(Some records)
-- START --

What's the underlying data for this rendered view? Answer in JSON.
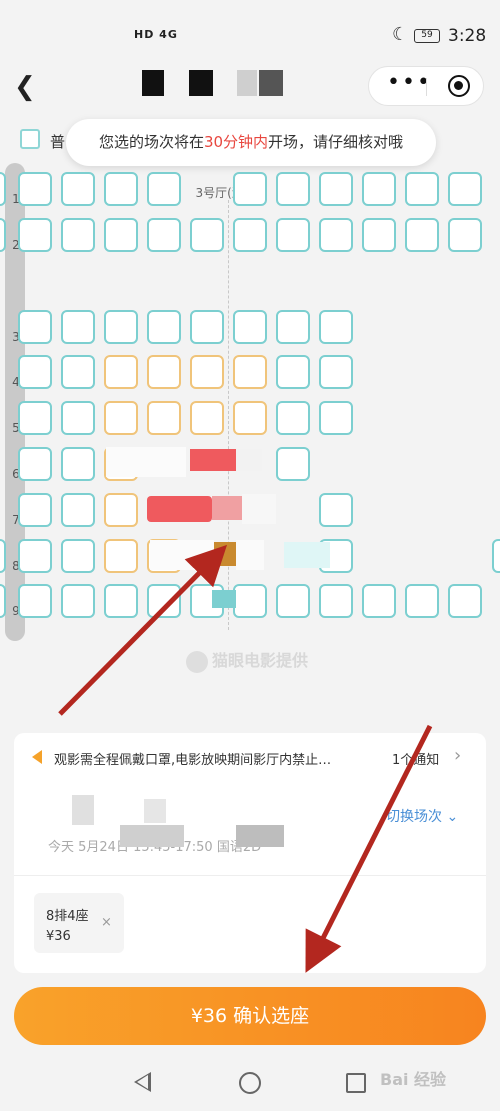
{
  "status_bar": {
    "network": "HD 4G",
    "battery": "59",
    "time": "3:28"
  },
  "legend": {
    "label": "普"
  },
  "toast": {
    "prefix": "您选的场次将在",
    "highlight": "30分钟内",
    "suffix": "开场，请仔细核对哦",
    "highlight_color": "#e8473f"
  },
  "hall": {
    "label": "3号厅(激光)"
  },
  "rows": [
    "1",
    "2",
    "3",
    "4",
    "5",
    "6",
    "7",
    "8",
    "9"
  ],
  "watermark": "猫眼电影提供",
  "notice": {
    "text": "观影需全程佩戴口罩,电影放映期间影厅内禁止…",
    "count": "1个通知"
  },
  "show": {
    "switch_label": "切换场次",
    "time": "今天 5月24日 15:45-17:50 国语2D"
  },
  "selected_ticket": {
    "seat": "8排4座",
    "price": "¥36"
  },
  "confirm_button": {
    "label": "¥36 确认选座",
    "color": "#f7931f"
  },
  "footer_mark": "Bai 经验",
  "colors": {
    "seat_standard_border": "#7ccfd0",
    "seat_vip_border": "#f0c47a",
    "seat_selected": "#c98a2f",
    "annotation_arrow": "#b3271f"
  }
}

-- END --

- _GOAL_
Write every record out again exactly; no pictures belong in the copy.

- _FULL RESPONSE_
What's the underlying data for this rendered view? Answer in JSON.
{
  "status_bar": {
    "network": "HD 4G",
    "battery": "59",
    "time": "3:28"
  },
  "legend": {
    "label": "普"
  },
  "toast": {
    "prefix": "您选的场次将在",
    "highlight": "30分钟内",
    "suffix": "开场，请仔细核对哦",
    "highlight_color": "#e8473f"
  },
  "hall": {
    "label": "3号厅(激光)"
  },
  "rows": [
    "1",
    "2",
    "3",
    "4",
    "5",
    "6",
    "7",
    "8",
    "9"
  ],
  "watermark": "猫眼电影提供",
  "notice": {
    "text": "观影需全程佩戴口罩,电影放映期间影厅内禁止…",
    "count": "1个通知"
  },
  "show": {
    "switch_label": "切换场次",
    "time": "今天 5月24日 15:45-17:50 国语2D"
  },
  "selected_ticket": {
    "seat": "8排4座",
    "price": "¥36"
  },
  "confirm_button": {
    "label": "¥36 确认选座",
    "color": "#f7931f"
  },
  "footer_mark": "Bai 经验",
  "colors": {
    "seat_standard_border": "#7ccfd0",
    "seat_vip_border": "#f0c47a",
    "seat_selected": "#c98a2f",
    "annotation_arrow": "#b3271f"
  }
}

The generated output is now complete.